SET OF TASKS:
a. List the three components that claim 5 of the neon discharge lamp text says the lamp comprises.
b. From the records, extract the stretch from the line containing "video-limit-suffix: 개 비디오 생성 [684,385,752,398]" through the line containing "feature-text: 상업적 사용 지원 [630,554,722,567]", copying each line verbatim.

:: TEXT PASSAGE ::

A neon discharge lamp provided with a powder coating with an appropriate particle size of used powder, is applied on an inner surface of a tubular bulb to the extent nearly equal to or more the length of an electrode portion, along the longitudinal axis of said tubular bulb. The phenomenon of neon gas being encompassed by way of cathode sputtering is prevented and the shortened operating life of the neon discharge lamp of this kind by way of cathode sputtering is also prevented.
|
5. A neon discharge lamp comprising:
a tubular bulb having a longitudinal axis; a pair of electrodes disposed at respective ends of said tubular bulb; and a coating disposed on an inside of said tubular bulb along said longitudinal axis at portions of said longitudinal axis which correspond to a location of each of said electrodes within said discharge lamp; and wherein said coating extends at said portions on said inside of said tubular bulb for a length which is approximately equal to a length of each of said electrodes.

:::
:: DATA SUPPLIED ::

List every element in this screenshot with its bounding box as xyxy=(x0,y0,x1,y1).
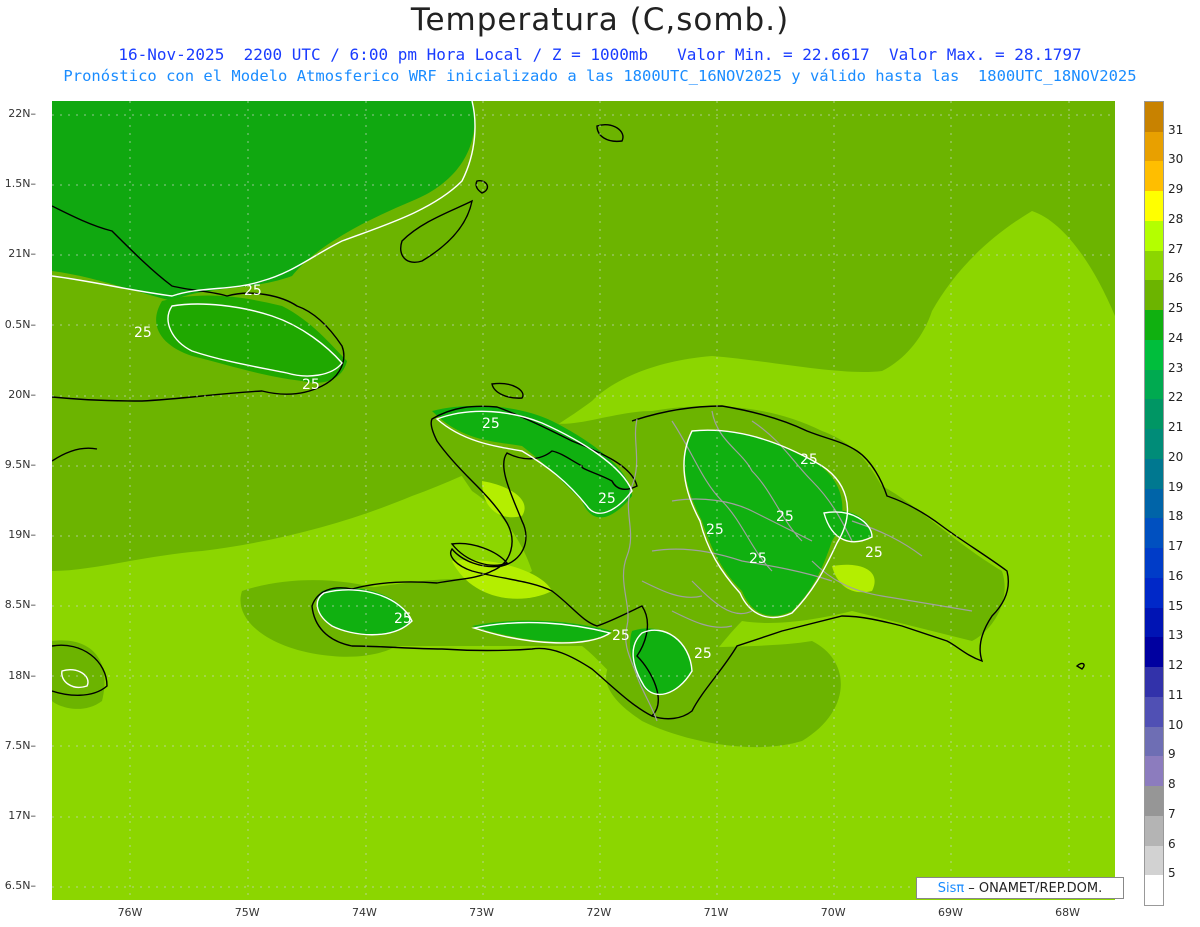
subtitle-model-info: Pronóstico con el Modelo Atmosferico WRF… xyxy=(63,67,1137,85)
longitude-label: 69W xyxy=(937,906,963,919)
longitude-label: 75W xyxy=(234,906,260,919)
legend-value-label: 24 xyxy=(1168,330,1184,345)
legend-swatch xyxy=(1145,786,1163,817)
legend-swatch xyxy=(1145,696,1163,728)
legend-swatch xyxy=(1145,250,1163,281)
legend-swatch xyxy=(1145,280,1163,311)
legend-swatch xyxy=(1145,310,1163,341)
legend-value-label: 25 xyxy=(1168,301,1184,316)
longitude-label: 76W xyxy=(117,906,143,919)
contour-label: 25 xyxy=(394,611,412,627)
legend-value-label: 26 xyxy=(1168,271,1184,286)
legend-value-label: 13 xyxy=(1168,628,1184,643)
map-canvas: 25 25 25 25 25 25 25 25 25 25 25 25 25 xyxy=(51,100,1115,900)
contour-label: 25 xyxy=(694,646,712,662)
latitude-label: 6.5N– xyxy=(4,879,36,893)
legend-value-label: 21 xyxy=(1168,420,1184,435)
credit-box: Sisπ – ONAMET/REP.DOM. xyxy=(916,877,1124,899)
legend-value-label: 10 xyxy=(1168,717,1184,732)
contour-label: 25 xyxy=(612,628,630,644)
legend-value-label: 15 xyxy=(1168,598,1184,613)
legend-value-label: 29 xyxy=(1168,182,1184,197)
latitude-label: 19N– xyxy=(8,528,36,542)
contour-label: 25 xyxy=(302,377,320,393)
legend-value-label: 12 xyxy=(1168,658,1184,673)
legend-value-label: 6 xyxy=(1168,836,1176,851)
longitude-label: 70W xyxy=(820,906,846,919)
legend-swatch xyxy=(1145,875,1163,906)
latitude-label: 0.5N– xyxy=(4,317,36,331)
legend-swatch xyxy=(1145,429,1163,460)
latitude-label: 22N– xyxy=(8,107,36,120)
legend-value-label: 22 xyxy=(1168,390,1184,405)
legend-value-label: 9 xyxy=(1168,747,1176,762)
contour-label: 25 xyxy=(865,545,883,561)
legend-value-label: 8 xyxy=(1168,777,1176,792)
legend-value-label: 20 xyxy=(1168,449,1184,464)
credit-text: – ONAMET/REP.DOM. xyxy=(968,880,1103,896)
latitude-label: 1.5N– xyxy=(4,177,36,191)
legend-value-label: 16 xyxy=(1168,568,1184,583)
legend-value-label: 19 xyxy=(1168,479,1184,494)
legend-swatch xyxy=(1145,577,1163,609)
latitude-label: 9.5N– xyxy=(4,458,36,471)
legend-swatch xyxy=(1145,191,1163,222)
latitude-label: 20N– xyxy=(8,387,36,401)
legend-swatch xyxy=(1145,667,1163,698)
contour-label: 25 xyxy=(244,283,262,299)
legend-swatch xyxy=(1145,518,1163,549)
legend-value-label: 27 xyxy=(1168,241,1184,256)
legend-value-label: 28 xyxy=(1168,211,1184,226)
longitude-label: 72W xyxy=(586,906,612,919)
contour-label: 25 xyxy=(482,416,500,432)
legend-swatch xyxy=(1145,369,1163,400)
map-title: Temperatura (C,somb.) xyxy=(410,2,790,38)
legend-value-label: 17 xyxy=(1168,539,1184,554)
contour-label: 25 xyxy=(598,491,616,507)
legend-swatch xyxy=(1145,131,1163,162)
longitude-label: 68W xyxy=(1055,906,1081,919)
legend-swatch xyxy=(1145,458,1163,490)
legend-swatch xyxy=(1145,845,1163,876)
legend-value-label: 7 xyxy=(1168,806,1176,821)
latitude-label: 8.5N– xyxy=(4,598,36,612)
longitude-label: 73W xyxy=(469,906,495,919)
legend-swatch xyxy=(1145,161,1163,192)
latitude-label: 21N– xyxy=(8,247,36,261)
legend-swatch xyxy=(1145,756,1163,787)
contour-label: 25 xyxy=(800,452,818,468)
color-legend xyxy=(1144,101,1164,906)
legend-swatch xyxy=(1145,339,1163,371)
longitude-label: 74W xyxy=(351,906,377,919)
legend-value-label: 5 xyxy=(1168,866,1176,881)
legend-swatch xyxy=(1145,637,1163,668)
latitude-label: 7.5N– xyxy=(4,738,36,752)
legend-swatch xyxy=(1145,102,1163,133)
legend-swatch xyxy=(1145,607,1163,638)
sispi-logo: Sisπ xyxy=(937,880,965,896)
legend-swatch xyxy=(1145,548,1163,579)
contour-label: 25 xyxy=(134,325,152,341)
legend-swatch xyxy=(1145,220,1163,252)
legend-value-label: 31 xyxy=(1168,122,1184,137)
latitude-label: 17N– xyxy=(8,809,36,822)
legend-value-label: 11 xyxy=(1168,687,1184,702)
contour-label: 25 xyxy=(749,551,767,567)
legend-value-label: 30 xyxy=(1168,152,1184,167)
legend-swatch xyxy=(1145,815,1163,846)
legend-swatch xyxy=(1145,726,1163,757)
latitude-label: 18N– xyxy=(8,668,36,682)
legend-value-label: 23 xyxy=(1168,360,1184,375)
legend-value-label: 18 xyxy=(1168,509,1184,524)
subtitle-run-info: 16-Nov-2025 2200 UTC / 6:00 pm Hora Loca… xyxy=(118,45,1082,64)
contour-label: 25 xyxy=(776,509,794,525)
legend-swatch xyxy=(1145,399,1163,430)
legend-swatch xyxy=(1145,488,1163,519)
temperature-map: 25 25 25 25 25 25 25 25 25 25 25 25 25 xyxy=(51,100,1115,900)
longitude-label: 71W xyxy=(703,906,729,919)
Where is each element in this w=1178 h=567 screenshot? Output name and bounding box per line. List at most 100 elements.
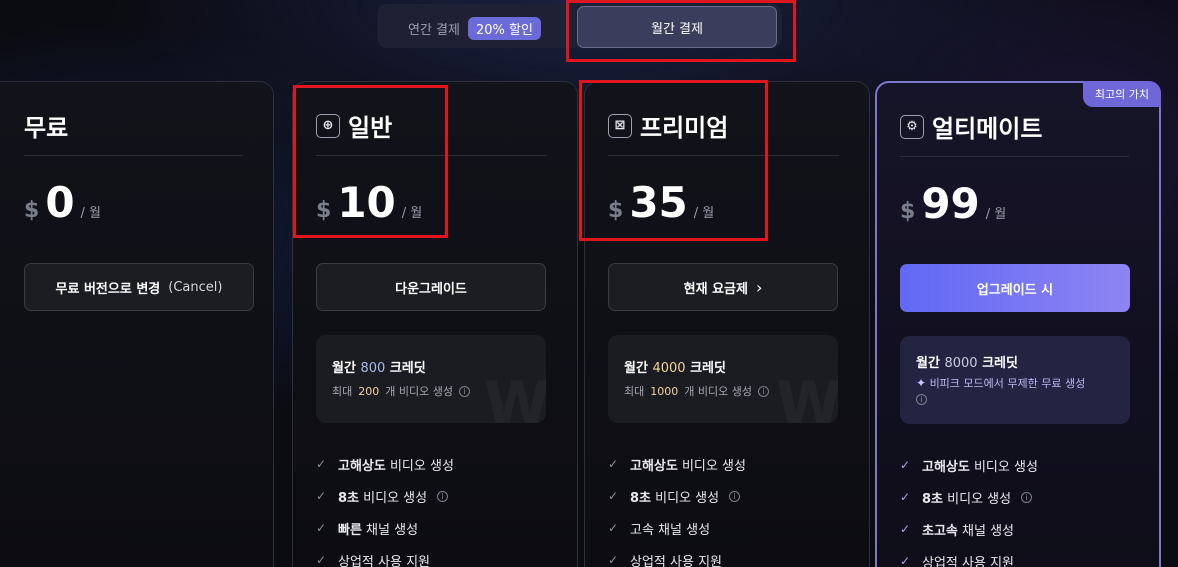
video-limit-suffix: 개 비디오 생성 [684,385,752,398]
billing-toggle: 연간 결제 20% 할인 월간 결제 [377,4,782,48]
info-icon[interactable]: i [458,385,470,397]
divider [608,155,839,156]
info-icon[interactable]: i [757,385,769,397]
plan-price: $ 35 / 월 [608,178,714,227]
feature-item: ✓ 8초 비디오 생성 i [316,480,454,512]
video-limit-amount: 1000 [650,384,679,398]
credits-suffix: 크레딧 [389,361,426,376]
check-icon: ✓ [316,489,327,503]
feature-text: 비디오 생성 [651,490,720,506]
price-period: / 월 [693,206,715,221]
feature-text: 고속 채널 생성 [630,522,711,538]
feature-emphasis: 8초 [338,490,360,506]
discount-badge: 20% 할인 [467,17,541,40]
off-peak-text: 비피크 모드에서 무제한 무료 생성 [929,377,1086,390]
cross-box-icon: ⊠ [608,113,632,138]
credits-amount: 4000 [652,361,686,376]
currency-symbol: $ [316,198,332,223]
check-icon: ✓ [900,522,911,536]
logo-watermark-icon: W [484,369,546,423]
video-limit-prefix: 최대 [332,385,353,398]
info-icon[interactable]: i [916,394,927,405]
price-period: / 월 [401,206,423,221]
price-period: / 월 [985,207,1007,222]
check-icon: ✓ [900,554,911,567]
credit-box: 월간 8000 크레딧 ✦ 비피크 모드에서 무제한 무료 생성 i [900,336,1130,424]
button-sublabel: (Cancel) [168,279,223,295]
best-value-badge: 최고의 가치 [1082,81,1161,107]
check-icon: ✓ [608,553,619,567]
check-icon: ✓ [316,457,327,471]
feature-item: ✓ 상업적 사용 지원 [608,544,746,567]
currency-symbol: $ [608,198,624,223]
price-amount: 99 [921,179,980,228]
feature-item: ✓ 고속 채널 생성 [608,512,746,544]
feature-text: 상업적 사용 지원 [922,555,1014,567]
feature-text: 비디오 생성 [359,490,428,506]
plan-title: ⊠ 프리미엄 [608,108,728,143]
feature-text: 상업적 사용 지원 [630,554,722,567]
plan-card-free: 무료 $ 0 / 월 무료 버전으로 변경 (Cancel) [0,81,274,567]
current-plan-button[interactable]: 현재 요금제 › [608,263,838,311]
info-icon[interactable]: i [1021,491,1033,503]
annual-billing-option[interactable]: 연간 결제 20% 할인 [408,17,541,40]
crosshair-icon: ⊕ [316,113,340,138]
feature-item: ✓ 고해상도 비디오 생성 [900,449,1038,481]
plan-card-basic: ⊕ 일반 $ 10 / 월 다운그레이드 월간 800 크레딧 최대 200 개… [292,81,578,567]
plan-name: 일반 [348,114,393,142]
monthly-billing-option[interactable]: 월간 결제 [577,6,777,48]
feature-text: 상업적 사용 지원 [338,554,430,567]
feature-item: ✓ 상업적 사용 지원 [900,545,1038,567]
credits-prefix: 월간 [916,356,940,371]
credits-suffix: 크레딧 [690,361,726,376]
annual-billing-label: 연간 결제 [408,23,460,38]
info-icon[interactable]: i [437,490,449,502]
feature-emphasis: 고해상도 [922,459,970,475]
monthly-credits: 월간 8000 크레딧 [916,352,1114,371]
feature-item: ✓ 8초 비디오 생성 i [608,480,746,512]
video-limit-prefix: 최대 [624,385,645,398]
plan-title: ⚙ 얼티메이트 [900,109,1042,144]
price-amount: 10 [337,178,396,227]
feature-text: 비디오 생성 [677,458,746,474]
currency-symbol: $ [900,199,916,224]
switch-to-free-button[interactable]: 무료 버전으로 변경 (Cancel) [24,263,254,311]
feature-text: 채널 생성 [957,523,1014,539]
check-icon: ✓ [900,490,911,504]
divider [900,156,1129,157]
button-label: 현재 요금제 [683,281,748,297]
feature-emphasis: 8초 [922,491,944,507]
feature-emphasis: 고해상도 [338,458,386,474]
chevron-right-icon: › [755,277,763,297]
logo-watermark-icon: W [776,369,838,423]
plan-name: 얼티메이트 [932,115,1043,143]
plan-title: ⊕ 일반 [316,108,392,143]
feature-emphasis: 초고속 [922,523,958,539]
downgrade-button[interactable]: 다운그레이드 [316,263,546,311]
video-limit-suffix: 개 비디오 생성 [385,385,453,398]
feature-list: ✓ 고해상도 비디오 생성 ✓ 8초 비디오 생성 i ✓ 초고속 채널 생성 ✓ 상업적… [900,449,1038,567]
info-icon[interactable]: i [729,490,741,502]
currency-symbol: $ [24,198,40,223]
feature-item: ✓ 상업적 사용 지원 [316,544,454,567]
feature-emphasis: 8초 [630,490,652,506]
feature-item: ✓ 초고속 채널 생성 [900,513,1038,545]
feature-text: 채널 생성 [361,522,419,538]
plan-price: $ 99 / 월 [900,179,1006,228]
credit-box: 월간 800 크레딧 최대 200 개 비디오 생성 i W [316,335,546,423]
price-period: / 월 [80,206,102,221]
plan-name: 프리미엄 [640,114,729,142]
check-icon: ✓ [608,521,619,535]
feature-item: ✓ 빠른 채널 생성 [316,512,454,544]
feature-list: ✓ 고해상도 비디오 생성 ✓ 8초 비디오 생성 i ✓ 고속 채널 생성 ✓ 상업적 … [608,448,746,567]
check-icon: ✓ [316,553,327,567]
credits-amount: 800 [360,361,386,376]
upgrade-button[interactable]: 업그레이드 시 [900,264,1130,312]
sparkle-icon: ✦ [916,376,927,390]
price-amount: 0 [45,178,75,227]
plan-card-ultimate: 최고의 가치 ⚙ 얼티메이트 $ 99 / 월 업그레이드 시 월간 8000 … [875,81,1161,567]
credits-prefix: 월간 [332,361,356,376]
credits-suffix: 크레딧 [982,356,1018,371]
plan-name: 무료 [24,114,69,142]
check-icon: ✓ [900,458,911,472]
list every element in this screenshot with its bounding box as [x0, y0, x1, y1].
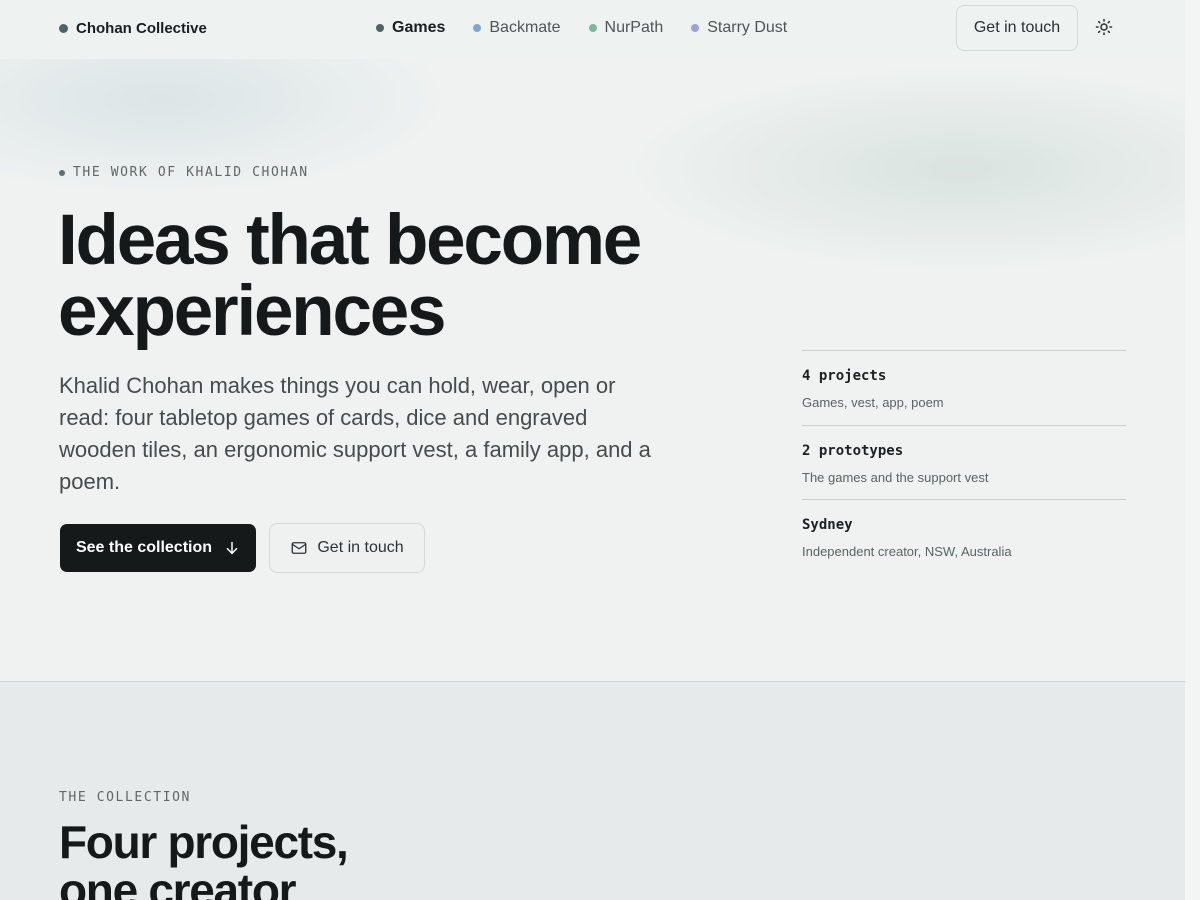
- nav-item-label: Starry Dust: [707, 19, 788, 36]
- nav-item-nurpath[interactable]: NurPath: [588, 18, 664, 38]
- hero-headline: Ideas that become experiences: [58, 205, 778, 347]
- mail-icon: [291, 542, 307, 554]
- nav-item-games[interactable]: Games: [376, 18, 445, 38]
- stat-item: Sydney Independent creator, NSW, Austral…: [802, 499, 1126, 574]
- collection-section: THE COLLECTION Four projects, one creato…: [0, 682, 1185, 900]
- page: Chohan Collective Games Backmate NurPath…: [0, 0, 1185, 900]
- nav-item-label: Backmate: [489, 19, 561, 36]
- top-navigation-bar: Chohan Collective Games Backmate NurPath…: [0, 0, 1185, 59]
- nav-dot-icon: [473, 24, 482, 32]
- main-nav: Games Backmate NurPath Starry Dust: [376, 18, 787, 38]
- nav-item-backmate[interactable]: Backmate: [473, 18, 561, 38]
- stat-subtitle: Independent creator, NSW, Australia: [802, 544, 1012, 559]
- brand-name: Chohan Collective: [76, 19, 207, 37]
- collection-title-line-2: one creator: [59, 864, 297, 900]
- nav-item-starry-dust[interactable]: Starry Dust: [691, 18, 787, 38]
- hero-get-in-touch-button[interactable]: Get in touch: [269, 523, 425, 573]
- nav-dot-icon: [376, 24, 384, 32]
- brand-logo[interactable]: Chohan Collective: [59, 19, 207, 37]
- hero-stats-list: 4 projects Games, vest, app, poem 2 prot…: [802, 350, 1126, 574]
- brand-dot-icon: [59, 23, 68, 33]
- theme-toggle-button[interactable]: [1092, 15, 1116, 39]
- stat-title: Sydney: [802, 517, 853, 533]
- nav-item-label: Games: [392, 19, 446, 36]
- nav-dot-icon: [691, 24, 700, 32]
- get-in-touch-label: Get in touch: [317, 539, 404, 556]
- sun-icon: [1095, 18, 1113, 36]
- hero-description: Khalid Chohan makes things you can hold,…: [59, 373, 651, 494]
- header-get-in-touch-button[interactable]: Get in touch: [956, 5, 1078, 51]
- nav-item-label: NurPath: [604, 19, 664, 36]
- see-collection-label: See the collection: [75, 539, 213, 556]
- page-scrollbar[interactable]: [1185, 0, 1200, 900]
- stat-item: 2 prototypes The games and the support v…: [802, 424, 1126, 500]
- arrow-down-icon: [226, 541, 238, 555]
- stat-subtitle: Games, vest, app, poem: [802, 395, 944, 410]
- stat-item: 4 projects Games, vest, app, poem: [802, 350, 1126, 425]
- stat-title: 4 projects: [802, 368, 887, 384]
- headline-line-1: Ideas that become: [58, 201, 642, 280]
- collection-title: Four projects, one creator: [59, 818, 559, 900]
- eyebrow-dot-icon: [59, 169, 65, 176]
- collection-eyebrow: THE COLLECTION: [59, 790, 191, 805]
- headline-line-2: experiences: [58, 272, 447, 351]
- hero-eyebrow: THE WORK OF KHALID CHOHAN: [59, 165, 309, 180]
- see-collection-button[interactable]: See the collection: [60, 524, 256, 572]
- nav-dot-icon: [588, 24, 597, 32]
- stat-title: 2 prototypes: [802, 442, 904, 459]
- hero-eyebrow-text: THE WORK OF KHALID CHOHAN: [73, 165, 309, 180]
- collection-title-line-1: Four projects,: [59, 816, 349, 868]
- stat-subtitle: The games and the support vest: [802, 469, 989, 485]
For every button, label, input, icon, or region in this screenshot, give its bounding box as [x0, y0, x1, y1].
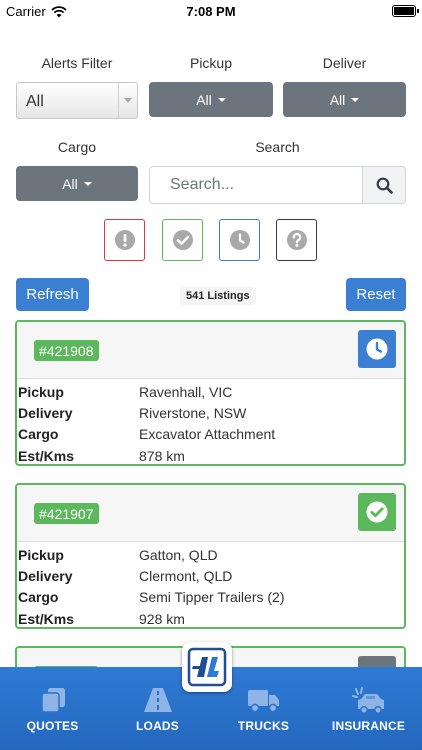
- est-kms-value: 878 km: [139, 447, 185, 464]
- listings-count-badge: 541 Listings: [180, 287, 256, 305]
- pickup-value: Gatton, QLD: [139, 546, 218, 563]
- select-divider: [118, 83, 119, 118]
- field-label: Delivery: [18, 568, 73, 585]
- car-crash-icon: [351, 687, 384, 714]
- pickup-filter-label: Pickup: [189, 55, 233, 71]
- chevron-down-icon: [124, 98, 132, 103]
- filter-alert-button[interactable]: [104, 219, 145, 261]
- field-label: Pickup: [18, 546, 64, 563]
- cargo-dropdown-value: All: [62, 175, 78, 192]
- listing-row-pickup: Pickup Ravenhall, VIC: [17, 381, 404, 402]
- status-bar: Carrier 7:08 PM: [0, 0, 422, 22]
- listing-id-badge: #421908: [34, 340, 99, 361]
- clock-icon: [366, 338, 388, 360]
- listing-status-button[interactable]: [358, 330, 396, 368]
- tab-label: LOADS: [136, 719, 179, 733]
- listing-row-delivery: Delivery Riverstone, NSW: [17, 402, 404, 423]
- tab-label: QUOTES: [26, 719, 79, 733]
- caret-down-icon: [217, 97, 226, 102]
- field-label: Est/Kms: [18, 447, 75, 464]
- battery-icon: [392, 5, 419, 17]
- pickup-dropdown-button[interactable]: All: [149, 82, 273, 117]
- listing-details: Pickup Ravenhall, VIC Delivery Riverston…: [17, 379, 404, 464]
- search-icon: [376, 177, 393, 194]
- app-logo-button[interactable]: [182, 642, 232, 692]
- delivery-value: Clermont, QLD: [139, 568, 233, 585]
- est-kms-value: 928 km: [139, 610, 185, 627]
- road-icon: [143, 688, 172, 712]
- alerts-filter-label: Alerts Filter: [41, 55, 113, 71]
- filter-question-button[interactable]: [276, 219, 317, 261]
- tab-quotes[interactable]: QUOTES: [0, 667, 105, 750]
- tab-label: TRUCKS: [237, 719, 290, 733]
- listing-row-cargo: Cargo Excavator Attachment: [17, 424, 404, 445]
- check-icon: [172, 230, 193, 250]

:::

COMPLETED EXERCISE:
a.
- a tubular bulb having a longitudinal axis
- a pair of electrodes disposed at respective ends of said tubular bulb
- a coating disposed on an inside of said tubular bulb along said longitudinal axis

b.
video-limit-suffix: 개 비디오 생성 [684,385,752,398]
billing-toggle: 연간 결제 20% 할인 월간 결제 [377,4,782,48]
info-icon[interactable]: i [458,385,470,397]
divider [608,155,839,156]
info-icon[interactable]: i [757,385,769,397]
plan-price: $ 35 / 월 [608,178,714,227]
feature-item: ✓ 8초 비디오 생성 i [316,480,454,512]
video-limit-amount: 1000 [650,384,679,398]
credits-suffix: 크레딧 [389,361,426,376]
check-icon: ✓ [316,489,327,503]
feature-text: 비디오 생성 [651,490,720,506]
price-period: / 월 [693,206,715,221]
feature-text: 고속 채널 생성 [630,522,711,538]
feature-emphasis: 8초 [338,490,360,506]
discount-badge: 20% 할인 [467,17,541,40]
off-peak-text: 비피크 모드에서 무제한 무료 생성 [929,377,1086,390]
cross-box-icon: ⊠ [608,113,632,138]
credits-amount: 4000 [652,361,686,376]
currency-symbol: $ [316,198,332,223]
check-icon: ✓ [900,522,911,536]
logo-watermark-icon: W [484,369,546,423]
video-limit-prefix: 최대 [332,385,353,398]
info-icon[interactable]: i [916,394,927,405]
price-period: / 월 [401,206,423,221]
price-period: / 월 [985,207,1007,222]
check-icon: ✓ [900,554,911,567]
credit-box: 월간 8000 크레딧 ✦ 비피크 모드에서 무제한 무료 생성 i [900,336,1130,424]
button-sublabel: (Cancel) [168,279,223,295]
best-value-badge: 최고의 가치 [1082,81,1161,107]
check-icon: ✓ [608,553,619,567]
check-icon: ✓ [316,457,327,471]
feature-item: ✓ 상업적 사용 지원 [608,544,746,567]
currency-symbol: $ [608,198,624,223]
price-amount: 99 [921,179,980,228]
feature-item: ✓ 고속 채널 생성 [608,512,746,544]
feature-text: 상업적 사용 지원 [922,555,1014,567]
feature-text: 비디오 생성 [359,490,428,506]
plan-title: ⊠ 프리미엄 [608,108,728,143]
feature-text: 상업적 사용 지원 [630,554,722,567]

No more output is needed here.